Work required –
Find each line containing the string "रहणत" and return it.

Exercise inputs –
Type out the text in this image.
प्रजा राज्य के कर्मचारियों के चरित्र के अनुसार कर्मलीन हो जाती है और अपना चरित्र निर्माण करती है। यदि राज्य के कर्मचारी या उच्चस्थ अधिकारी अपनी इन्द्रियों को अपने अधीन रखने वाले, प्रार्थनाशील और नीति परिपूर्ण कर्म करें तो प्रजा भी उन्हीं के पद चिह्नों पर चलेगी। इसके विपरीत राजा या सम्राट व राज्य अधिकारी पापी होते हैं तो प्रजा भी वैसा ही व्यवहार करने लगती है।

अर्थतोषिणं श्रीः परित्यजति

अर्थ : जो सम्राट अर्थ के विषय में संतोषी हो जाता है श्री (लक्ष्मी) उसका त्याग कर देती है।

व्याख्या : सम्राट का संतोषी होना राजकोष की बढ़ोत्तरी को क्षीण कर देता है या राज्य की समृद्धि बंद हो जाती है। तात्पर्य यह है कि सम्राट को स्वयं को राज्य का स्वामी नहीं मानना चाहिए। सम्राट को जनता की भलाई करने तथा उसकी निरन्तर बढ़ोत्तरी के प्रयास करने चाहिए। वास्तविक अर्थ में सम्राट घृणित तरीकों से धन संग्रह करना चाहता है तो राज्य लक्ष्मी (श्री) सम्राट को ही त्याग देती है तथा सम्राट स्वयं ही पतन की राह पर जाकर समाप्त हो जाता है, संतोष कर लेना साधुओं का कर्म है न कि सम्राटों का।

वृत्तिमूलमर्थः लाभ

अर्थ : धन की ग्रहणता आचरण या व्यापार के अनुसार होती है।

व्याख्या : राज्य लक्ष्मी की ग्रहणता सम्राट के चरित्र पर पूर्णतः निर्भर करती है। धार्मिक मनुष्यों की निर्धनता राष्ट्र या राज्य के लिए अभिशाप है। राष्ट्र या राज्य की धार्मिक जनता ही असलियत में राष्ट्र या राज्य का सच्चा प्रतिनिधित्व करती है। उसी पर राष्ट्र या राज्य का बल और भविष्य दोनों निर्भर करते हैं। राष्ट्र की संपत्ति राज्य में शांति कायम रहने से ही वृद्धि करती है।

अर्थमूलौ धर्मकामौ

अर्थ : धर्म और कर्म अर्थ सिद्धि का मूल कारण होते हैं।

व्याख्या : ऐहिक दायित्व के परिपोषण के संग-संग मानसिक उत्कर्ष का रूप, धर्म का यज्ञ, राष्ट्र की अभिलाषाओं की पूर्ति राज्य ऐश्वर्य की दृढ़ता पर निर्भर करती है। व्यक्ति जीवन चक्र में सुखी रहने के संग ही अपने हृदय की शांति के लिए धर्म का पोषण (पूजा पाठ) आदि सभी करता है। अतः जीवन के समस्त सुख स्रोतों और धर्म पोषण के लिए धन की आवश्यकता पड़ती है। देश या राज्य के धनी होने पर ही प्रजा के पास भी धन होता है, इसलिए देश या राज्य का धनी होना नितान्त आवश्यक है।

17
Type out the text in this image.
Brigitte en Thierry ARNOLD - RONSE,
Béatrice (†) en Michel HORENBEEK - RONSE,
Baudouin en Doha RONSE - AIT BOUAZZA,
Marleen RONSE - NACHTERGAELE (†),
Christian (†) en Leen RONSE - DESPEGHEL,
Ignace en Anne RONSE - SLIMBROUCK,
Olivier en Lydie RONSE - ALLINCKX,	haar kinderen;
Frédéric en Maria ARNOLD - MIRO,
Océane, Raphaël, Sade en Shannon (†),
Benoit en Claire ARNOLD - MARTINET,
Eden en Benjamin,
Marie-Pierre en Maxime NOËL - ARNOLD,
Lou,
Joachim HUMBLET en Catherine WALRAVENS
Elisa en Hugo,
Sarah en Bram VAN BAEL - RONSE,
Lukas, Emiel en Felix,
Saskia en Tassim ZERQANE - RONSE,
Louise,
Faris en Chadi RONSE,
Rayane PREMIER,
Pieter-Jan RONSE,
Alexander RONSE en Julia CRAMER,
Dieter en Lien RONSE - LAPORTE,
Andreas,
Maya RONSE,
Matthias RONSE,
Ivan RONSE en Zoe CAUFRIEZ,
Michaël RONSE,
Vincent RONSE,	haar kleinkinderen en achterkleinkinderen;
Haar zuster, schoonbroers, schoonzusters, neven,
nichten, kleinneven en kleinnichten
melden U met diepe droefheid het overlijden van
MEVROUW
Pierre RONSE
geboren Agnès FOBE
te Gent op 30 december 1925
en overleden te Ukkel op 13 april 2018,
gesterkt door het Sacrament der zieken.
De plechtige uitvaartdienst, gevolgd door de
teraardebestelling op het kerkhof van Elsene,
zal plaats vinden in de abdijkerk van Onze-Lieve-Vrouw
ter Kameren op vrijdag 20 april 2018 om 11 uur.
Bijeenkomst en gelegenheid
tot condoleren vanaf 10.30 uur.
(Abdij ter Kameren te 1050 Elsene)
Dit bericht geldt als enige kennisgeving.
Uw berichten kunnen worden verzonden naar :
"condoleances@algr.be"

Solution to this exercise –
अर्थ : धन की ग्रहणता आचरण या व्यापार के अनुसार होती है।
व्याख्या : राज्य लक्ष्मी की ग्रहणता सम्राट के चरित्र पर पूर्णतः निर्भर करती है। धार्मिक मनुष्यों की निर्धनता राष्ट्र या राज्य के लिए अभिशाप है। राष्ट्र या राज्य की धार्मिक जनता ही असलियत में राष्ट्र या राज्य का सच्चा प्रतिनिधित्व करती है। उसी पर राष्ट्र या राज्य का बल और भविष्य दोनों निर्भर करते हैं। राष्ट्र की संपत्ति राज्य में शांति कायम रहने से ही वृद्धि करती है।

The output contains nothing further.